> **WHAT TO PRODUCE**
Read the data and repeat it in full, exactly.

> **DATA SUPPLIED**
-=-=-=-=-
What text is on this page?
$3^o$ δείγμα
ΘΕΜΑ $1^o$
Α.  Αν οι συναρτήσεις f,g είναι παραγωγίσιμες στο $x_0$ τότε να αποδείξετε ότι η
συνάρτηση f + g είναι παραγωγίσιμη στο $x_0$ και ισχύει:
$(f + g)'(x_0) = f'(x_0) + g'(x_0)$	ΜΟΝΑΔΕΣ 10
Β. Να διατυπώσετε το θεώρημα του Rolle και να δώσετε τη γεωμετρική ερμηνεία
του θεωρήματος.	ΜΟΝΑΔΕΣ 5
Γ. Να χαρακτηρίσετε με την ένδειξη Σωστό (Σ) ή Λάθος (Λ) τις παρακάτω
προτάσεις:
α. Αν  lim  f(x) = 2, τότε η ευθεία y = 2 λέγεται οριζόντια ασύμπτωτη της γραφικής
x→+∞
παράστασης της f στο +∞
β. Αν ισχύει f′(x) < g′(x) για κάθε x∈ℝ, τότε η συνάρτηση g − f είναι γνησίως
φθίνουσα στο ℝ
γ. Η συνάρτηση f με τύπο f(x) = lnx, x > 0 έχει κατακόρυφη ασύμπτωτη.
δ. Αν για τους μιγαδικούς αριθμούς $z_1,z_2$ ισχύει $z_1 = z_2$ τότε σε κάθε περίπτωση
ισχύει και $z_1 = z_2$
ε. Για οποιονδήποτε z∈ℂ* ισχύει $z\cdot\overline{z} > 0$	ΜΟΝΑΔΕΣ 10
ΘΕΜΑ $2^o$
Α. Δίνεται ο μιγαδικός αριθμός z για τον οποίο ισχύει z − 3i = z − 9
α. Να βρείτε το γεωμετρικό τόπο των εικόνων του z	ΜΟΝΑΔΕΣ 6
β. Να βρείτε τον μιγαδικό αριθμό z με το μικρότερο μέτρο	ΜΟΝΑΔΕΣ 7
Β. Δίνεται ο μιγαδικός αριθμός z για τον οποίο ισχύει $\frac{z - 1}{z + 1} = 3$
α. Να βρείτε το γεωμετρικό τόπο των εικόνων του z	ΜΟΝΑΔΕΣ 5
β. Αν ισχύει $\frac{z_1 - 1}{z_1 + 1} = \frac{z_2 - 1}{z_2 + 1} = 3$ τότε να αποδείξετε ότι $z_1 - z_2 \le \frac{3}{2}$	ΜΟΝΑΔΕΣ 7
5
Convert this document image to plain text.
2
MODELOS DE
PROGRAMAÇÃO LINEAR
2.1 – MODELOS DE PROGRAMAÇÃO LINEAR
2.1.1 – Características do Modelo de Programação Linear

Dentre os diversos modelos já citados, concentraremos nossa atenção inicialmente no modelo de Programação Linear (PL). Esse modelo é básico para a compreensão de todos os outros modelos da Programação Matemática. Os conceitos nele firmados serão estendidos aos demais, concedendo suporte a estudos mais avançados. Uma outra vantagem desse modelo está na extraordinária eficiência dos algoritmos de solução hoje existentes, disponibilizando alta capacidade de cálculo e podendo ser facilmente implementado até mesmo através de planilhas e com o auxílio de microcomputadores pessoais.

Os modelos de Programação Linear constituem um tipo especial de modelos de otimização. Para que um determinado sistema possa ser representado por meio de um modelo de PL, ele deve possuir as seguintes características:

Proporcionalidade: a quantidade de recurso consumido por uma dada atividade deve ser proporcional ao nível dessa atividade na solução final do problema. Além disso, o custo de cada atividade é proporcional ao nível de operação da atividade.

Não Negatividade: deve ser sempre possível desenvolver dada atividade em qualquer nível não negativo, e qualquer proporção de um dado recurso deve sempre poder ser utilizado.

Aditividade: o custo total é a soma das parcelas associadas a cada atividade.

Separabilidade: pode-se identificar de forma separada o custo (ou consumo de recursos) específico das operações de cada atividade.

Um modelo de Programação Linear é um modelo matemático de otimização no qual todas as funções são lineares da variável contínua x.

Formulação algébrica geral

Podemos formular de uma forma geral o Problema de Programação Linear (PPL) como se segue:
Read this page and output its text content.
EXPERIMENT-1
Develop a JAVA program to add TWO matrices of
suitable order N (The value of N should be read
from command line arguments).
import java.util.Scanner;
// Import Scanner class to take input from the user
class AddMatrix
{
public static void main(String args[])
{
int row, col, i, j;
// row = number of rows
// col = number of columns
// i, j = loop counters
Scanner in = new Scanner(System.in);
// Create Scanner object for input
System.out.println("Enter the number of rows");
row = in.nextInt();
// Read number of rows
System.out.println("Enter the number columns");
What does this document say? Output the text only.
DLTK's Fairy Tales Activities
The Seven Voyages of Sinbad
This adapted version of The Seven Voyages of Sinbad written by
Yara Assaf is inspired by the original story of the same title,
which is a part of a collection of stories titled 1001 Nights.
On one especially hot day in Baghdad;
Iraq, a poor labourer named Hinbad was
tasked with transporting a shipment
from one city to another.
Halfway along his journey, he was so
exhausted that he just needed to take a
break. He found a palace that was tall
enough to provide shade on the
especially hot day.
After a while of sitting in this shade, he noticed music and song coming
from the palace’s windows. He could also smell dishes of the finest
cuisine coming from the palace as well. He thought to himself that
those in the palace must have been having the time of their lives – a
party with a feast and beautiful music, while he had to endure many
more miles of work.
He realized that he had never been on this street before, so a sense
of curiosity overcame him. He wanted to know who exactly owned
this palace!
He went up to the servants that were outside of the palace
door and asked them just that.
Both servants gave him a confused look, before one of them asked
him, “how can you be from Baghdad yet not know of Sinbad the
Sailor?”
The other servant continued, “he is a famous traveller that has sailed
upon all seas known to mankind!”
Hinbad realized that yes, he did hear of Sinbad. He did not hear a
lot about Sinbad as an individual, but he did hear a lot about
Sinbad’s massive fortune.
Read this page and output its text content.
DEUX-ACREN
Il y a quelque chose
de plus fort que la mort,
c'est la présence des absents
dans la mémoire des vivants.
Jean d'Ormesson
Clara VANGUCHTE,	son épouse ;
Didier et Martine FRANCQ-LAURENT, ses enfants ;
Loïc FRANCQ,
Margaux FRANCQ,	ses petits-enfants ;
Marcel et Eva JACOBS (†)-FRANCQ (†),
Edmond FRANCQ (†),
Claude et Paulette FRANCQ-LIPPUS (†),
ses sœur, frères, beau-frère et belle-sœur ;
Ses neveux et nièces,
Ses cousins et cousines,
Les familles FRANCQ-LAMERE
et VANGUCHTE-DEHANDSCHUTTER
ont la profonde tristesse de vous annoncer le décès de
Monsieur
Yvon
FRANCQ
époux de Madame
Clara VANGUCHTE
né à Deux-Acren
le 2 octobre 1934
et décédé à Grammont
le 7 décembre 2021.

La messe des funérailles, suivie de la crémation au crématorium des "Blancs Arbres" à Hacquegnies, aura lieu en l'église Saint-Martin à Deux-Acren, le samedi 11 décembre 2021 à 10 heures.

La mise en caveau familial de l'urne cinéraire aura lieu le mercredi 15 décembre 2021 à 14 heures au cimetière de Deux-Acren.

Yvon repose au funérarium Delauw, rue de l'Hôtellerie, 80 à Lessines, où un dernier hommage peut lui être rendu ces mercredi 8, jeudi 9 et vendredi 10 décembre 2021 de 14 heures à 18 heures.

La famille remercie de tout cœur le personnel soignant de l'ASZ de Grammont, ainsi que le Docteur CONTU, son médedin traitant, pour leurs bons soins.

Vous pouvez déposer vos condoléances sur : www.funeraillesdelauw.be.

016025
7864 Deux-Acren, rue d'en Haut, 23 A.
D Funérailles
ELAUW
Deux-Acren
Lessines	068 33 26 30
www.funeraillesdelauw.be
-=-=-=-=-
> **REPLY**
What text is on this page?
$3^o$ δείγμα
ΘΕΜΑ $1^o$
Α.  Αν οι συναρτήσεις f,g είναι παραγωγίσιμες στο $x_0$ τότε να αποδείξετε ότι η
συνάρτηση f + g είναι παραγωγίσιμη στο $x_0$ και ισχύει:
$(f + g)'(x_0) = f'(x_0) + g'(x_0)$	ΜΟΝΑΔΕΣ 10
Β. Να διατυπώσετε το θεώρημα του Rolle και να δώσετε τη γεωμετρική ερμηνεία
του θεωρήματος.	ΜΟΝΑΔΕΣ 5
Γ. Να χαρακτηρίσετε με την ένδειξη Σωστό (Σ) ή Λάθος (Λ) τις παρακάτω
προτάσεις:
α. Αν  lim  f(x) = 2, τότε η ευθεία y = 2 λέγεται οριζόντια ασύμπτωτη της γραφικής
x→+∞
παράστασης της f στο +∞
β. Αν ισχύει f′(x) < g′(x) για κάθε x∈ℝ, τότε η συνάρτηση g − f είναι γνησίως
φθίνουσα στο ℝ
γ. Η συνάρτηση f με τύπο f(x) = lnx, x > 0 έχει κατακόρυφη ασύμπτωτη.
δ. Αν για τους μιγαδικούς αριθμούς $z_1,z_2$ ισχύει $z_1 = z_2$ τότε σε κάθε περίπτωση
ισχύει και $z_1 = z_2$
ε. Για οποιονδήποτε z∈ℂ* ισχύει $z\cdot\overline{z} > 0$	ΜΟΝΑΔΕΣ 10
ΘΕΜΑ $2^o$
Α. Δίνεται ο μιγαδικός αριθμός z για τον οποίο ισχύει z − 3i = z − 9
α. Να βρείτε το γεωμετρικό τόπο των εικόνων του z	ΜΟΝΑΔΕΣ 6
β. Να βρείτε τον μιγαδικό αριθμό z με το μικρότερο μέτρο	ΜΟΝΑΔΕΣ 7
Β. Δίνεται ο μιγαδικός αριθμός z για τον οποίο ισχύει $\frac{z - 1}{z + 1} = 3$
α. Να βρείτε το γεωμετρικό τόπο των εικόνων του z	ΜΟΝΑΔΕΣ 5
β. Αν ισχύει $\frac{z_1 - 1}{z_1 + 1} = \frac{z_2 - 1}{z_2 + 1} = 3$ τότε να αποδείξετε ότι $z_1 - z_2 \le \frac{3}{2}$	ΜΟΝΑΔΕΣ 7
5
Convert this document image to plain text.
2
MODELOS DE
PROGRAMAÇÃO LINEAR
2.1 – MODELOS DE PROGRAMAÇÃO LINEAR
2.1.1 – Características do Modelo de Programação Linear

Dentre os diversos modelos já citados, concentraremos nossa atenção inicialmente no modelo de Programação Linear (PL). Esse modelo é básico para a compreensão de todos os outros modelos da Programação Matemática. Os conceitos nele firmados serão estendidos aos demais, concedendo suporte a estudos mais avançados. Uma outra vantagem desse modelo está na extraordinária eficiência dos algoritmos de solução hoje existentes, disponibilizando alta capacidade de cálculo e podendo ser facilmente implementado até mesmo através de planilhas e com o auxílio de microcomputadores pessoais.

Os modelos de Programação Linear constituem um tipo especial de modelos de otimização. Para que um determinado sistema possa ser representado por meio de um modelo de PL, ele deve possuir as seguintes características:

Proporcionalidade: a quantidade de recurso consumido por uma dada atividade deve ser proporcional ao nível dessa atividade na solução final do problema. Além disso, o custo de cada atividade é proporcional ao nível de operação da atividade.

Não Negatividade: deve ser sempre possível desenvolver dada atividade em qualquer nível não negativo, e qualquer proporção de um dado recurso deve sempre poder ser utilizado.

Aditividade: o custo total é a soma das parcelas associadas a cada atividade.

Separabilidade: pode-se identificar de forma separada o custo (ou consumo de recursos) específico das operações de cada atividade.

Um modelo de Programação Linear é um modelo matemático de otimização no qual todas as funções são lineares da variável contínua x.

Formulação algébrica geral

Podemos formular de uma forma geral o Problema de Programação Linear (PPL) como se segue:
Read this page and output its text content.
EXPERIMENT-1
Develop a JAVA program to add TWO matrices of
suitable order N (The value of N should be read
from command line arguments).
import java.util.Scanner;
// Import Scanner class to take input from the user
class AddMatrix
{
public static void main(String args[])
{
int row, col, i, j;
// row = number of rows
// col = number of columns
// i, j = loop counters
Scanner in = new Scanner(System.in);
// Create Scanner object for input
System.out.println("Enter the number of rows");
row = in.nextInt();
// Read number of rows
System.out.println("Enter the number columns");
What does this document say? Output the text only.
DLTK's Fairy Tales Activities
The Seven Voyages of Sinbad
This adapted version of The Seven Voyages of Sinbad written by
Yara Assaf is inspired by the original story of the same title,
which is a part of a collection of stories titled 1001 Nights.
On one especially hot day in Baghdad;
Iraq, a poor labourer named Hinbad was
tasked with transporting a shipment
from one city to another.
Halfway along his journey, he was so
exhausted that he just needed to take a
break. He found a palace that was tall
enough to provide shade on the
especially hot day.
After a while of sitting in this shade, he noticed music and song coming
from the palace’s windows. He could also smell dishes of the finest
cuisine coming from the palace as well. He thought to himself that
those in the palace must have been having the time of their lives – a
party with a feast and beautiful music, while he had to endure many
more miles of work.
He realized that he had never been on this street before, so a sense
of curiosity overcame him. He wanted to know who exactly owned
this palace!
He went up to the servants that were outside of the palace
door and asked them just that.
Both servants gave him a confused look, before one of them asked
him, “how can you be from Baghdad yet not know of Sinbad the
Sailor?”
The other servant continued, “he is a famous traveller that has sailed
upon all seas known to mankind!”
Hinbad realized that yes, he did hear of Sinbad. He did not hear a
lot about Sinbad as an individual, but he did hear a lot about
Sinbad’s massive fortune.
Read this page and output its text content.
DEUX-ACREN
Il y a quelque chose
de plus fort que la mort,
c'est la présence des absents
dans la mémoire des vivants.
Jean d'Ormesson
Clara VANGUCHTE,	son épouse ;
Didier et Martine FRANCQ-LAURENT, ses enfants ;
Loïc FRANCQ,
Margaux FRANCQ,	ses petits-enfants ;
Marcel et Eva JACOBS (†)-FRANCQ (†),
Edmond FRANCQ (†),
Claude et Paulette FRANCQ-LIPPUS (†),
ses sœur, frères, beau-frère et belle-sœur ;
Ses neveux et nièces,
Ses cousins et cousines,
Les familles FRANCQ-LAMERE
et VANGUCHTE-DEHANDSCHUTTER
ont la profonde tristesse de vous annoncer le décès de
Monsieur
Yvon
FRANCQ
époux de Madame
Clara VANGUCHTE
né à Deux-Acren
le 2 octobre 1934
et décédé à Grammont
le 7 décembre 2021.

La messe des funérailles, suivie de la crémation au crématorium des "Blancs Arbres" à Hacquegnies, aura lieu en l'église Saint-Martin à Deux-Acren, le samedi 11 décembre 2021 à 10 heures.

La mise en caveau familial de l'urne cinéraire aura lieu le mercredi 15 décembre 2021 à 14 heures au cimetière de Deux-Acren.

Yvon repose au funérarium Delauw, rue de l'Hôtellerie, 80 à Lessines, où un dernier hommage peut lui être rendu ces mercredi 8, jeudi 9 et vendredi 10 décembre 2021 de 14 heures à 18 heures.

La famille remercie de tout cœur le personnel soignant de l'ASZ de Grammont, ainsi que le Docteur CONTU, son médedin traitant, pour leurs bons soins.

Vous pouvez déposer vos condoléances sur : www.funeraillesdelauw.be.

016025
7864 Deux-Acren, rue d'en Haut, 23 A.
D Funérailles
ELAUW
Deux-Acren
Lessines	068 33 26 30
www.funeraillesdelauw.be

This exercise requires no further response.